--- Begin Supplied material ---

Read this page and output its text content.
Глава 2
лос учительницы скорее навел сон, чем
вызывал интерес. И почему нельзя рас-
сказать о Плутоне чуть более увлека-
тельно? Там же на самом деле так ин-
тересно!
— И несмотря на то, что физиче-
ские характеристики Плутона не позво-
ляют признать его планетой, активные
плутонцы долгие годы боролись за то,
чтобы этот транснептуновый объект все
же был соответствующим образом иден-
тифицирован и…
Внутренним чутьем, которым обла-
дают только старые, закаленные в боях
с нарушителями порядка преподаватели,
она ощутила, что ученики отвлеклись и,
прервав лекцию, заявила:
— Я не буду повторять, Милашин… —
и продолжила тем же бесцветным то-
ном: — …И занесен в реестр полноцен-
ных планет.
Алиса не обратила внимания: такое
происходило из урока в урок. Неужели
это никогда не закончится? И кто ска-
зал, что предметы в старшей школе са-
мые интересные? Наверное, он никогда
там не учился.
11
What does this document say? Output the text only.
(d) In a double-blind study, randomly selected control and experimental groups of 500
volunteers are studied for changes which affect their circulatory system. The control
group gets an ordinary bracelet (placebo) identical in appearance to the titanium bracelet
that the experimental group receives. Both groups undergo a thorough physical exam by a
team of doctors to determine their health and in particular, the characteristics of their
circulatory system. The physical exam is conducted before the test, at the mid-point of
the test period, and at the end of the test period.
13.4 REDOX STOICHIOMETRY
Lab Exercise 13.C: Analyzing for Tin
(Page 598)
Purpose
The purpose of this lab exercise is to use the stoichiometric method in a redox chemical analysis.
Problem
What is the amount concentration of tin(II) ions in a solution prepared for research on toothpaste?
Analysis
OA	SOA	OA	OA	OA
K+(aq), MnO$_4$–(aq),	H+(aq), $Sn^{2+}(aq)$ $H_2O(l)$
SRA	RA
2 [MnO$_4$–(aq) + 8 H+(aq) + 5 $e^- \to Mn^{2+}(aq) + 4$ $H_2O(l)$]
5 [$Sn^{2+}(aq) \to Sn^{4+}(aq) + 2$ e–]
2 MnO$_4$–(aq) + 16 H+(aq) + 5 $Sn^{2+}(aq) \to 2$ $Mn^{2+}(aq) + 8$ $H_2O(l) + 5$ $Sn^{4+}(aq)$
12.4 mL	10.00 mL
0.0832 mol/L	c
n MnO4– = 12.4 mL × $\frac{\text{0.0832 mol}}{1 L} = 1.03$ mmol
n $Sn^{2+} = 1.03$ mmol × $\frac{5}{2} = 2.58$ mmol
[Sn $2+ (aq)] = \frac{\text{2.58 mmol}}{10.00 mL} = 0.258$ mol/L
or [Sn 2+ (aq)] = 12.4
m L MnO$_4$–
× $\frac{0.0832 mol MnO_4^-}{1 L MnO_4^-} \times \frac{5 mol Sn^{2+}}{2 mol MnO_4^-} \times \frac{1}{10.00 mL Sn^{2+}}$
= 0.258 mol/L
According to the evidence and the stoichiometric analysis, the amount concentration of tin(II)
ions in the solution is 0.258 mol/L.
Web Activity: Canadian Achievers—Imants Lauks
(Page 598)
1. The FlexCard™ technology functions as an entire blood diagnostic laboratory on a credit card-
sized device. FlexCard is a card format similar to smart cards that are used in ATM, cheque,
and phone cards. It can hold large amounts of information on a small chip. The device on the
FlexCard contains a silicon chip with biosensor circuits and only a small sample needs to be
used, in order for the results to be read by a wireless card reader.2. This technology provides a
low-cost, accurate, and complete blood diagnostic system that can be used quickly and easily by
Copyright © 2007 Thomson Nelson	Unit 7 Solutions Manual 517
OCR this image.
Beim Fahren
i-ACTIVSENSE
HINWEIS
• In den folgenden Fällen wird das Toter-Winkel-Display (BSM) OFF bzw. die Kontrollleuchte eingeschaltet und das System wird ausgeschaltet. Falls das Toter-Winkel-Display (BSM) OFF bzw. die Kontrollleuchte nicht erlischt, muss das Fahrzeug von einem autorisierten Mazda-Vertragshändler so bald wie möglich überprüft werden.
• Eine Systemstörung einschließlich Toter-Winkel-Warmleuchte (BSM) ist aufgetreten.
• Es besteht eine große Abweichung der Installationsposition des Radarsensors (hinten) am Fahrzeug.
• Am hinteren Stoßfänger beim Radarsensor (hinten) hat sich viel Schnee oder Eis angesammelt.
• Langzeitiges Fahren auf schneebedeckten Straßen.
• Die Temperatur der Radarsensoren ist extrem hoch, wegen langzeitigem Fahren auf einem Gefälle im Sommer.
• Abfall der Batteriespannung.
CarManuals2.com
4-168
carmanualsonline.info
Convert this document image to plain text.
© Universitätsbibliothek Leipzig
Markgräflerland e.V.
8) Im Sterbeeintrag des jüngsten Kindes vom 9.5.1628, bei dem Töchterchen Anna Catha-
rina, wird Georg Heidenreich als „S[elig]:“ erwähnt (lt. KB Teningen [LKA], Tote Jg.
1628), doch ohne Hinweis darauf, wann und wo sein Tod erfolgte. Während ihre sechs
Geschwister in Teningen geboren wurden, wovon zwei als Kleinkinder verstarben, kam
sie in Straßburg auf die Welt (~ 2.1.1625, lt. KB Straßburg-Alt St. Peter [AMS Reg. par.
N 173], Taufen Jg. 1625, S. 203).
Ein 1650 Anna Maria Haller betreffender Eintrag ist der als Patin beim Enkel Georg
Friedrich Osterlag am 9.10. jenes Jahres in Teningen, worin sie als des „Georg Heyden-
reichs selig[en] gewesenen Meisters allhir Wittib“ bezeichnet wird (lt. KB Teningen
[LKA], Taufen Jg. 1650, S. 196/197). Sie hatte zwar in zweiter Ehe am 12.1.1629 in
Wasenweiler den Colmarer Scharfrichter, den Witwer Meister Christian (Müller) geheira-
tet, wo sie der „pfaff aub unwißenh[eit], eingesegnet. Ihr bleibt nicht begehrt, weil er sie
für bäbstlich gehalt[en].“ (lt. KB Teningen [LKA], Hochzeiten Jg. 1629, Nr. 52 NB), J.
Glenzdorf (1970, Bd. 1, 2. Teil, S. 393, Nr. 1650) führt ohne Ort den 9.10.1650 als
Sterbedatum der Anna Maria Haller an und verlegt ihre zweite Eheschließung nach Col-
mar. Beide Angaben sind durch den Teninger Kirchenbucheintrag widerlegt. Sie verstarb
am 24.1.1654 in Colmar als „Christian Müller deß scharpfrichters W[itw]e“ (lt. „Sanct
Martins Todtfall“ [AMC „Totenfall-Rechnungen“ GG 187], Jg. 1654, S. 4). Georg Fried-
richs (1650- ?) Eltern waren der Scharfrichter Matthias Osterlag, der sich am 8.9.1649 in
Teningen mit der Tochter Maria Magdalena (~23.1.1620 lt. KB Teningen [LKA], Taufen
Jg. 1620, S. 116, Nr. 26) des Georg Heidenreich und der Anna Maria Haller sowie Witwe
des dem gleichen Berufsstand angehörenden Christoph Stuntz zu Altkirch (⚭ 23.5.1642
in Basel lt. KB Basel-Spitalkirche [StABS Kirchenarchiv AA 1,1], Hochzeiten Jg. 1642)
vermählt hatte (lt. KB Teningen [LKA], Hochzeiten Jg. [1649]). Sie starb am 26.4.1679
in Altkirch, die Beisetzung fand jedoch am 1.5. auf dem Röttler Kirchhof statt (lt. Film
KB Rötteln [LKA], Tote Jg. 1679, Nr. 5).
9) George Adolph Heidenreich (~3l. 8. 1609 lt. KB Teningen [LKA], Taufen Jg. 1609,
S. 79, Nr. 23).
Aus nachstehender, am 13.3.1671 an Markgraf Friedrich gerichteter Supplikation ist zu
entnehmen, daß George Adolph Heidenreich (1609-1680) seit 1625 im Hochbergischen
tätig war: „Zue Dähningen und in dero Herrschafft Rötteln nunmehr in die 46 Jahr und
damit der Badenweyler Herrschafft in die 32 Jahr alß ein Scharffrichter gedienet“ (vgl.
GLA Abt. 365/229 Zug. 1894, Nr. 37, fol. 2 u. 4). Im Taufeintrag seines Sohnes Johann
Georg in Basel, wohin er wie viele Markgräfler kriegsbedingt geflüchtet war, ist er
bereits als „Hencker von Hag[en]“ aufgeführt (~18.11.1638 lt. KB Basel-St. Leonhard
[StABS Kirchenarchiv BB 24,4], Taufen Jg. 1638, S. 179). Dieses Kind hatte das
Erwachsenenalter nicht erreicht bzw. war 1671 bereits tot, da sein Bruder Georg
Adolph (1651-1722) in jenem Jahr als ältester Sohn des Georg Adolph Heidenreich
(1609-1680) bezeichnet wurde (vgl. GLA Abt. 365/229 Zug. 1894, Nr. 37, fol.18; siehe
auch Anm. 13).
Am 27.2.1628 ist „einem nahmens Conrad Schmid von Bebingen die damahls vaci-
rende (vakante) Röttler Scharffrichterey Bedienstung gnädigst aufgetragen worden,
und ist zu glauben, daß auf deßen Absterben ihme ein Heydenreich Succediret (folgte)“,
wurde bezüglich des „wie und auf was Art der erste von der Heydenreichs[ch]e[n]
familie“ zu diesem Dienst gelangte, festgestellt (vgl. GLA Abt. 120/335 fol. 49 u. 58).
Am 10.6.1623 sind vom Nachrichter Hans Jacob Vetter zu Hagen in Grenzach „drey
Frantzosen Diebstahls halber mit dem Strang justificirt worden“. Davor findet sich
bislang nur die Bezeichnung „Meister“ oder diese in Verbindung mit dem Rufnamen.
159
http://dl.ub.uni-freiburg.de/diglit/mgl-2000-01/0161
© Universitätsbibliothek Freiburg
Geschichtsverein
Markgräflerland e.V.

--- End Supplied material ---

» **What is required**:
From the entries above, copy every line that holds the word "hinten".

» **Response**:
• Es besteht eine große Abweichung der Installationsposition des Radarsensors (hinten) am Fahrzeug.
• Am hinteren Stoßfänger beim Radarsensor (hinten) hat sich viel Schnee oder Eis angesammelt.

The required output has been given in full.